> **Directive**: For every line in the data below that contains "contaminants", copy the line.

> **Items from a dataset**:

--------------------------------

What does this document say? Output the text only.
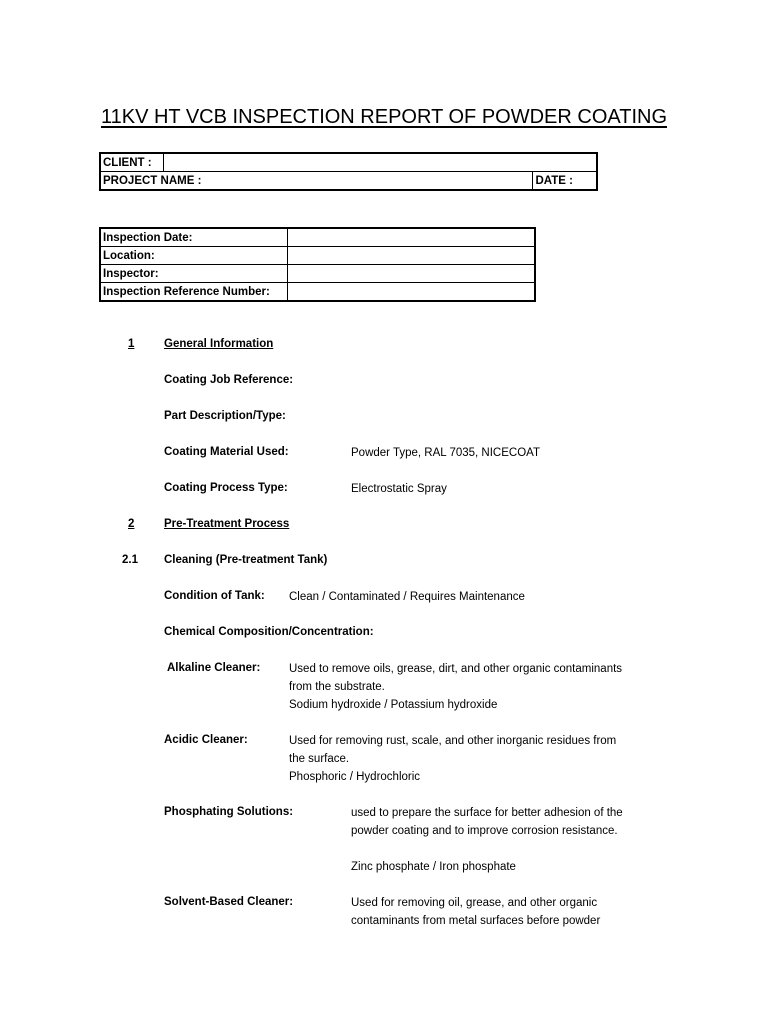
11KV HT VCB INSPECTION REPORT OF POWDER COATING
CLIENT :		
PROJECT NAME :		DATE :
Inspection Date:	
Location:	
Inspector:	
Inspection Reference Number:	
1	General Information
Coating Job Reference:
Part Description/Type:
Coating Material Used:	Powder Type, RAL 7035, NICECOAT
Coating Process Type:	Electrostatic Spray
2	Pre-Treatment Process
2.1 Cleaning (Pre-treatment Tank)
Condition of Tank: Clean / Contaminated / Requires Maintenance
Chemical Composition/Concentration:
Alkaline Cleaner: Used to remove oils, grease, dirt, and other organic contaminants
from the substrate.
Sodium hydroxide / Potassium hydroxide
Acidic Cleaner:	Used for removing rust, scale, and other inorganic residues from
the surface.
Phosphoric / Hydrochloric
Phosphating Solutions:	used to prepare the surface for better adhesion of the
powder coating and to improve corrosion resistance.
Zinc phosphate / Iron phosphate
Solvent-Based Cleaner:	Used for removing oil, grease, and other organic
contaminants from metal surfaces before powder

--------------------------------

> **Exercise response**:
Alkaline Cleaner: Used to remove oils, grease, dirt, and other organic contaminants
contaminants from metal surfaces before powder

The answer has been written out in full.